TASK: Retype all of the entries word for word.

DATA SHOWN:
────

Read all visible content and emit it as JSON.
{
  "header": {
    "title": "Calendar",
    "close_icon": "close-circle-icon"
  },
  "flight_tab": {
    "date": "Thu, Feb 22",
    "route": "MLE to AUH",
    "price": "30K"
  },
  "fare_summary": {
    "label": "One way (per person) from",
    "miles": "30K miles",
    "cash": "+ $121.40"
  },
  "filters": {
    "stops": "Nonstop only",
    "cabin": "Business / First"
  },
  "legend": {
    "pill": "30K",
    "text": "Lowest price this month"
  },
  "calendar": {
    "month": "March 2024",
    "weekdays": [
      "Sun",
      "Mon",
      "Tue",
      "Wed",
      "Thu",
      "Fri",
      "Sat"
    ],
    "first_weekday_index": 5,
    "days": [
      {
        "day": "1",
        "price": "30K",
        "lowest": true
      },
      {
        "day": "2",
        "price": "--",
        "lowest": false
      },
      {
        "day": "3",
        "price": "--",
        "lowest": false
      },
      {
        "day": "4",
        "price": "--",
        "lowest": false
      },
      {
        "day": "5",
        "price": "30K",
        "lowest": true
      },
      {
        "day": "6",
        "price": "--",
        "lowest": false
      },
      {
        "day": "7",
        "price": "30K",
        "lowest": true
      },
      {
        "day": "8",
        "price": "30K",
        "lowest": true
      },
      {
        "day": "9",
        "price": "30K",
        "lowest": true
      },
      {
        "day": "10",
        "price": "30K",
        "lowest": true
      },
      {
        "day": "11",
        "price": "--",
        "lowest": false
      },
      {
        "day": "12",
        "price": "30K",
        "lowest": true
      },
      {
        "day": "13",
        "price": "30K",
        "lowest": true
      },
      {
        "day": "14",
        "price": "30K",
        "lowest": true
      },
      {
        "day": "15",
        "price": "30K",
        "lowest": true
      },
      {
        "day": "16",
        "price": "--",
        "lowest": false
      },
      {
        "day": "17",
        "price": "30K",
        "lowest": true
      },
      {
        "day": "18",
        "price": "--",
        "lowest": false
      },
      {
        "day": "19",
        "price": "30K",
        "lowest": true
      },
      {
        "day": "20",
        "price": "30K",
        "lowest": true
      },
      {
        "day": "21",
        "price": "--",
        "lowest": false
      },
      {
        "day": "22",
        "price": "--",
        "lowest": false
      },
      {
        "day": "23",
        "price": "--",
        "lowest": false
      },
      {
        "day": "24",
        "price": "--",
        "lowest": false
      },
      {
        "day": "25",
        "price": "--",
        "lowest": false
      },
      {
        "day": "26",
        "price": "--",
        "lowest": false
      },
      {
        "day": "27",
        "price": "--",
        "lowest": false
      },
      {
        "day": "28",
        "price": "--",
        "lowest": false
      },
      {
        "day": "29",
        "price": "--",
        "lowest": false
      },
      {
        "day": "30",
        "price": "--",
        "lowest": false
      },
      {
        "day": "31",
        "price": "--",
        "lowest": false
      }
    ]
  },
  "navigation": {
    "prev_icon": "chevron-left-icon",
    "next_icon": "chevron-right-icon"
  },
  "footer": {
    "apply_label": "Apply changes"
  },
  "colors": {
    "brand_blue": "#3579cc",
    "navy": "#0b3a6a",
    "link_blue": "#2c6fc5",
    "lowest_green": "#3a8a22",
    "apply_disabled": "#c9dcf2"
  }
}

────

ANSWER FOR THE TASK:
Read all visible content and emit it as JSON.
{
  "header": {
    "title": "Calendar",
    "close_icon": "close-circle-icon"
  },
  "flight_tab": {
    "date": "Thu, Feb 22",
    "route": "MLE to AUH",
    "price": "30K"
  },
  "fare_summary": {
    "label": "One way (per person) from",
    "miles": "30K miles",
    "cash": "+ $121.40"
  },
  "filters": {
    "stops": "Nonstop only",
    "cabin": "Business / First"
  },
  "legend": {
    "pill": "30K",
    "text": "Lowest price this month"
  },
  "calendar": {
    "month": "March 2024",
    "weekdays": [
      "Sun",
      "Mon",
      "Tue",
      "Wed",
      "Thu",
      "Fri",
      "Sat"
    ],
    "first_weekday_index": 5,
    "days": [
      {
        "day": "1",
        "price": "30K",
        "lowest": true
      },
      {
        "day": "2",
        "price": "--",
        "lowest": false
      },
      {
        "day": "3",
        "price": "--",
        "lowest": false
      },
      {
        "day": "4",
        "price": "--",
        "lowest": false
      },
      {
        "day": "5",
        "price": "30K",
        "lowest": true
      },
      {
        "day": "6",
        "price": "--",
        "lowest": false
      },
      {
        "day": "7",
        "price": "30K",
        "lowest": true
      },
      {
        "day": "8",
        "price": "30K",
        "lowest": true
      },
      {
        "day": "9",
        "price": "30K",
        "lowest": true
      },
      {
        "day": "10",
        "price": "30K",
        "lowest": true
      },
      {
        "day": "11",
        "price": "--",
        "lowest": false
      },
      {
        "day": "12",
        "price": "30K",
        "lowest": true
      },
      {
        "day": "13",
        "price": "30K",
        "lowest": true
      },
      {
        "day": "14",
        "price": "30K",
        "lowest": true
      },
      {
        "day": "15",
        "price": "30K",
        "lowest": true
      },
      {
        "day": "16",
        "price": "--",
        "lowest": false
      },
      {
        "day": "17",
        "price": "30K",
        "lowest": true
      },
      {
        "day": "18",
        "price": "--",
        "lowest": false
      },
      {
        "day": "19",
        "price": "30K",
        "lowest": true
      },
      {
        "day": "20",
        "price": "30K",
        "lowest": true
      },
      {
        "day": "21",
        "price": "--",
        "lowest": false
      },
      {
        "day": "22",
        "price": "--",
        "lowest": false
      },
      {
        "day": "23",
        "price": "--",
        "lowest": false
      },
      {
        "day": "24",
        "price": "--",
        "lowest": false
      },
      {
        "day": "25",
        "price": "--",
        "lowest": false
      },
      {
        "day": "26",
        "price": "--",
        "lowest": false
      },
      {
        "day": "27",
        "price": "--",
        "lowest": false
      },
      {
        "day": "28",
        "price": "--",
        "lowest": false
      },
      {
        "day": "29",
        "price": "--",
        "lowest": false
      },
      {
        "day": "30",
        "price": "--",
        "lowest": false
      },
      {
        "day": "31",
        "price": "--",
        "lowest": false
      }
    ]
  },
  "navigation": {
    "prev_icon": "chevron-left-icon",
    "next_icon": "chevron-right-icon"
  },
  "footer": {
    "apply_label": "Apply changes"
  },
  "colors": {
    "brand_blue": "#3579cc",
    "navy": "#0b3a6a",
    "link_blue": "#2c6fc5",
    "lowest_green": "#3a8a22",
    "apply_disabled": "#c9dcf2"
  }
}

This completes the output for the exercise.